**DATA SUPPLIED:**
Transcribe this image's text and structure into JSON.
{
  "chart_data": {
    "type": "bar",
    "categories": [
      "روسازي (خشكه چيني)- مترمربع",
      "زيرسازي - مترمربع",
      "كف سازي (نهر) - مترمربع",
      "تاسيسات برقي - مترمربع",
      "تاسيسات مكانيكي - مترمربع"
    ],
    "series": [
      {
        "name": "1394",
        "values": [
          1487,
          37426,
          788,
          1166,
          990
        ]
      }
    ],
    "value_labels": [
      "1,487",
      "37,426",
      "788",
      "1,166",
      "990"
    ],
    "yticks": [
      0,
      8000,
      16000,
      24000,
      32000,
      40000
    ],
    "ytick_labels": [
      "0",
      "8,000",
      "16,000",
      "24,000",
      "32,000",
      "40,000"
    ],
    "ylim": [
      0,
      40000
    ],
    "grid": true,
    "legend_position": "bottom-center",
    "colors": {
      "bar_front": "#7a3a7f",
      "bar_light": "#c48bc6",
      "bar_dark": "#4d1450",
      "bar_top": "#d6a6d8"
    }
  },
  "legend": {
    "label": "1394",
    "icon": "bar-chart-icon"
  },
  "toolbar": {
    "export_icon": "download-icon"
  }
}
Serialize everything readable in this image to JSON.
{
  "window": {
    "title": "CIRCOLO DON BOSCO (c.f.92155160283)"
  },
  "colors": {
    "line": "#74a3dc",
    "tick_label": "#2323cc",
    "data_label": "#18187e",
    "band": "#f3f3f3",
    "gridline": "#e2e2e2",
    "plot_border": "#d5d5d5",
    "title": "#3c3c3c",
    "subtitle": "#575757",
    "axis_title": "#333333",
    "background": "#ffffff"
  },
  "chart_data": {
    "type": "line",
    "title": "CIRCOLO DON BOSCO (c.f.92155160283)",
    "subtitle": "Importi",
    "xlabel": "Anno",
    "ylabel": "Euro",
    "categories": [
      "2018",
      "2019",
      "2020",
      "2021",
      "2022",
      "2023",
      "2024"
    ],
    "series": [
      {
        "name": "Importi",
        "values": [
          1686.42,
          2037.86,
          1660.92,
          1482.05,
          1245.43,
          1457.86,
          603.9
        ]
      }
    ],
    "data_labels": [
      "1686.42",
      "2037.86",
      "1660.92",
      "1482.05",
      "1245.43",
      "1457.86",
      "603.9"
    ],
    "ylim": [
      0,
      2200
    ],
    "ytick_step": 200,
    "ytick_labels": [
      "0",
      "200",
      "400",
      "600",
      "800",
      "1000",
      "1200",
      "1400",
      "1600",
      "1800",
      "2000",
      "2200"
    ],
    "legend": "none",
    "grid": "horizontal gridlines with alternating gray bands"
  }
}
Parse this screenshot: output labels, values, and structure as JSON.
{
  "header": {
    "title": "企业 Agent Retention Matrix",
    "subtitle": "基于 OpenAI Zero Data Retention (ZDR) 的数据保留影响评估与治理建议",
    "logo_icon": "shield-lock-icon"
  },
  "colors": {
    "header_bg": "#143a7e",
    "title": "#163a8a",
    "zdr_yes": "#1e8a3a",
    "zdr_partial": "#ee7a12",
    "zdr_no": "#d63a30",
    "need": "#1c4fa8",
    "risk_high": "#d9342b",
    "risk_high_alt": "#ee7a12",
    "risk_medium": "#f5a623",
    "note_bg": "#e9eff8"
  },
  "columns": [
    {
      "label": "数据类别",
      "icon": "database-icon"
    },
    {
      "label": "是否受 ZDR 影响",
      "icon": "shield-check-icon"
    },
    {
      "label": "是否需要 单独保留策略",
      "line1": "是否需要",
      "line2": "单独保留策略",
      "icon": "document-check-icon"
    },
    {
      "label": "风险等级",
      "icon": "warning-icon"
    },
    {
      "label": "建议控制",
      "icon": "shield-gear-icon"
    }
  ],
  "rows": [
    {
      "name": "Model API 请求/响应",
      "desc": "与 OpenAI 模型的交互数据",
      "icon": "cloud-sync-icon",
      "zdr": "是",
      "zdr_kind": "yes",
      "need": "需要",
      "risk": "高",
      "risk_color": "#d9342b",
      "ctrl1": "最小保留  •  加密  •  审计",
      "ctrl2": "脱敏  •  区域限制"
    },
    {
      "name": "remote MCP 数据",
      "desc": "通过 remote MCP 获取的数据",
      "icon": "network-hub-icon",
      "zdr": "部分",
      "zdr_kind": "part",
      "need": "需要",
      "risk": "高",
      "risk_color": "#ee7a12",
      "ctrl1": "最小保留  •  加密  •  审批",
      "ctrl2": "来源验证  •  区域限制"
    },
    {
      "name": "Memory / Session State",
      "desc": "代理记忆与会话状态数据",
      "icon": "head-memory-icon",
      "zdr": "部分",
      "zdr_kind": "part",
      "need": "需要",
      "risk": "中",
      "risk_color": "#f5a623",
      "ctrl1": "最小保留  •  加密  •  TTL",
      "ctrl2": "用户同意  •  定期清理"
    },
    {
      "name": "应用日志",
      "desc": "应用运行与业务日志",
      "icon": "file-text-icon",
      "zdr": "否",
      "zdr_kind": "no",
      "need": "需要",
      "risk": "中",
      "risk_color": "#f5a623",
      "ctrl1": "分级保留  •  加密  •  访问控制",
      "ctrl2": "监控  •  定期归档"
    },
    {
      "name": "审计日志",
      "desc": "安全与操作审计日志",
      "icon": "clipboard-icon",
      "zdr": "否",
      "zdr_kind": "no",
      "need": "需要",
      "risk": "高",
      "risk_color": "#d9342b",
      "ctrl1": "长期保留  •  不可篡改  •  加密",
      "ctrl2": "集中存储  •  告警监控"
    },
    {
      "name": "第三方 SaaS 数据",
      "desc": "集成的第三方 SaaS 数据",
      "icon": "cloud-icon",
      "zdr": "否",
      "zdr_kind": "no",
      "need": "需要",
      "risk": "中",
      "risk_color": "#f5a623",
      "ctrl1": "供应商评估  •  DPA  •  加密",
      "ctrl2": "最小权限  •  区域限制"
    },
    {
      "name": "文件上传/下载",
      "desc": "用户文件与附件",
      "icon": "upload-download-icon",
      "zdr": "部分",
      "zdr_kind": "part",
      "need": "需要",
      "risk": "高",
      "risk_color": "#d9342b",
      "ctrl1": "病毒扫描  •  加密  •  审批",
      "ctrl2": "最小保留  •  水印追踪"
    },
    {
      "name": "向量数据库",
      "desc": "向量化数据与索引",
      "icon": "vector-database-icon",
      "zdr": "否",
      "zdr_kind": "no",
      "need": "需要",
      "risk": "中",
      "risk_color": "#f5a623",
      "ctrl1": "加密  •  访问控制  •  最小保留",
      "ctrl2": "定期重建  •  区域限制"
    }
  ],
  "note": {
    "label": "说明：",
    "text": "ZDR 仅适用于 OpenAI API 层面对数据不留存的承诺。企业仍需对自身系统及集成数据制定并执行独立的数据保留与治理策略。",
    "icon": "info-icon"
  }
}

**STATED TASK:** Please set down each line of the records exactly as given.

**ANSWER TO THE PROBLEM:**
Transcribe this image's text and structure into JSON.
{
  "chart_data": {
    "type": "bar",
    "categories": [
      "روسازي (خشكه چيني)- مترمربع",
      "زيرسازي - مترمربع",
      "كف سازي (نهر) - مترمربع",
      "تاسيسات برقي - مترمربع",
      "تاسيسات مكانيكي - مترمربع"
    ],
    "series": [
      {
        "name": "1394",
        "values": [
          1487,
          37426,
          788,
          1166,
          990
        ]
      }
    ],
    "value_labels": [
      "1,487",
      "37,426",
      "788",
      "1,166",
      "990"
    ],
    "yticks": [
      0,
      8000,
      16000,
      24000,
      32000,
      40000
    ],
    "ytick_labels": [
      "0",
      "8,000",
      "16,000",
      "24,000",
      "32,000",
      "40,000"
    ],
    "ylim": [
      0,
      40000
    ],
    "grid": true,
    "legend_position": "bottom-center",
    "colors": {
      "bar_front": "#7a3a7f",
      "bar_light": "#c48bc6",
      "bar_dark": "#4d1450",
      "bar_top": "#d6a6d8"
    }
  },
  "legend": {
    "label": "1394",
    "icon": "bar-chart-icon"
  },
  "toolbar": {
    "export_icon": "download-icon"
  }
}
Serialize everything readable in this image to JSON.
{
  "window": {
    "title": "CIRCOLO DON BOSCO (c.f.92155160283)"
  },
  "colors": {
    "line": "#74a3dc",
    "tick_label": "#2323cc",
    "data_label": "#18187e",
    "band": "#f3f3f3",
    "gridline": "#e2e2e2",
    "plot_border": "#d5d5d5",
    "title": "#3c3c3c",
    "subtitle": "#575757",
    "axis_title": "#333333",
    "background": "#ffffff"
  },
  "chart_data": {
    "type": "line",
    "title": "CIRCOLO DON BOSCO (c.f.92155160283)",
    "subtitle": "Importi",
    "xlabel": "Anno",
    "ylabel": "Euro",
    "categories": [
      "2018",
      "2019",
      "2020",
      "2021",
      "2022",
      "2023",
      "2024"
    ],
    "series": [
      {
        "name": "Importi",
        "values": [
          1686.42,
          2037.86,
          1660.92,
          1482.05,
          1245.43,
          1457.86,
          603.9
        ]
      }
    ],
    "data_labels": [
      "1686.42",
      "2037.86",
      "1660.92",
      "1482.05",
      "1245.43",
      "1457.86",
      "603.9"
    ],
    "ylim": [
      0,
      2200
    ],
    "ytick_step": 200,
    "ytick_labels": [
      "0",
      "200",
      "400",
      "600",
      "800",
      "1000",
      "1200",
      "1400",
      "1600",
      "1800",
      "2000",
      "2200"
    ],
    "legend": "none",
    "grid": "horizontal gridlines with alternating gray bands"
  }
}
Parse this screenshot: output labels, values, and structure as JSON.
{
  "header": {
    "title": "企业 Agent Retention Matrix",
    "subtitle": "基于 OpenAI Zero Data Retention (ZDR) 的数据保留影响评估与治理建议",
    "logo_icon": "shield-lock-icon"
  },
  "colors": {
    "header_bg": "#143a7e",
    "title": "#163a8a",
    "zdr_yes": "#1e8a3a",
    "zdr_partial": "#ee7a12",
    "zdr_no": "#d63a30",
    "need": "#1c4fa8",
    "risk_high": "#d9342b",
    "risk_high_alt": "#ee7a12",
    "risk_medium": "#f5a623",
    "note_bg": "#e9eff8"
  },
  "columns": [
    {
      "label": "数据类别",
      "icon": "database-icon"
    },
    {
      "label": "是否受 ZDR 影响",
      "icon": "shield-check-icon"
    },
    {
      "label": "是否需要 单独保留策略",
      "line1": "是否需要",
      "line2": "单独保留策略",
      "icon": "document-check-icon"
    },
    {
      "label": "风险等级",
      "icon": "warning-icon"
    },
    {
      "label": "建议控制",
      "icon": "shield-gear-icon"
    }
  ],
  "rows": [
    {
      "name": "Model API 请求/响应",
      "desc": "与 OpenAI 模型的交互数据",
      "icon": "cloud-sync-icon",
      "zdr": "是",
      "zdr_kind": "yes",
      "need": "需要",
      "risk": "高",
      "risk_color": "#d9342b",
      "ctrl1": "最小保留  •  加密  •  审计",
      "ctrl2": "脱敏  •  区域限制"
    },
    {
      "name": "remote MCP 数据",
      "desc": "通过 remote MCP 获取的数据",
      "icon": "network-hub-icon",
      "zdr": "部分",
      "zdr_kind": "part",
      "need": "需要",
      "risk": "高",
      "risk_color": "#ee7a12",
      "ctrl1": "最小保留  •  加密  •  审批",
      "ctrl2": "来源验证  •  区域限制"
    },
    {
      "name": "Memory / Session State",
      "desc": "代理记忆与会话状态数据",
      "icon": "head-memory-icon",
      "zdr": "部分",
      "zdr_kind": "part",
      "need": "需要",
      "risk": "中",
      "risk_color": "#f5a623",
      "ctrl1": "最小保留  •  加密  •  TTL",
      "ctrl2": "用户同意  •  定期清理"
    },
    {
      "name": "应用日志",
      "desc": "应用运行与业务日志",
      "icon": "file-text-icon",
      "zdr": "否",
      "zdr_kind": "no",
      "need": "需要",
      "risk": "中",
      "risk_color": "#f5a623",
      "ctrl1": "分级保留  •  加密  •  访问控制",
      "ctrl2": "监控  •  定期归档"
    },
    {
      "name": "审计日志",
      "desc": "安全与操作审计日志",
      "icon": "clipboard-icon",
      "zdr": "否",
      "zdr_kind": "no",
      "need": "需要",
      "risk": "高",
      "risk_color": "#d9342b",
      "ctrl1": "长期保留  •  不可篡改  •  加密",
      "ctrl2": "集中存储  •  告警监控"
    },
    {
      "name": "第三方 SaaS 数据",
      "desc": "集成的第三方 SaaS 数据",
      "icon": "cloud-icon",
      "zdr": "否",
      "zdr_kind": "no",
      "need": "需要",
      "risk": "中",
      "risk_color": "#f5a623",
      "ctrl1": "供应商评估  •  DPA  •  加密",
      "ctrl2": "最小权限  •  区域限制"
    },
    {
      "name": "文件上传/下载",
      "desc": "用户文件与附件",
      "icon": "upload-download-icon",
      "zdr": "部分",
      "zdr_kind": "part",
      "need": "需要",
      "risk": "高",
      "risk_color": "#d9342b",
      "ctrl1": "病毒扫描  •  加密  •  审批",
      "ctrl2": "最小保留  •  水印追踪"
    },
    {
      "name": "向量数据库",
      "desc": "向量化数据与索引",
      "icon": "vector-database-icon",
      "zdr": "否",
      "zdr_kind": "no",
      "need": "需要",
      "risk": "中",
      "risk_color": "#f5a623",
      "ctrl1": "加密  •  访问控制  •  最小保留",
      "ctrl2": "定期重建  •  区域限制"
    }
  ],
  "note": {
    "label": "说明：",
    "text": "ZDR 仅适用于 OpenAI API 层面对数据不留存的承诺。企业仍需对自身系统及集成数据制定并执行独立的数据保留与治理策略。",
    "icon": "info-icon"
  }
}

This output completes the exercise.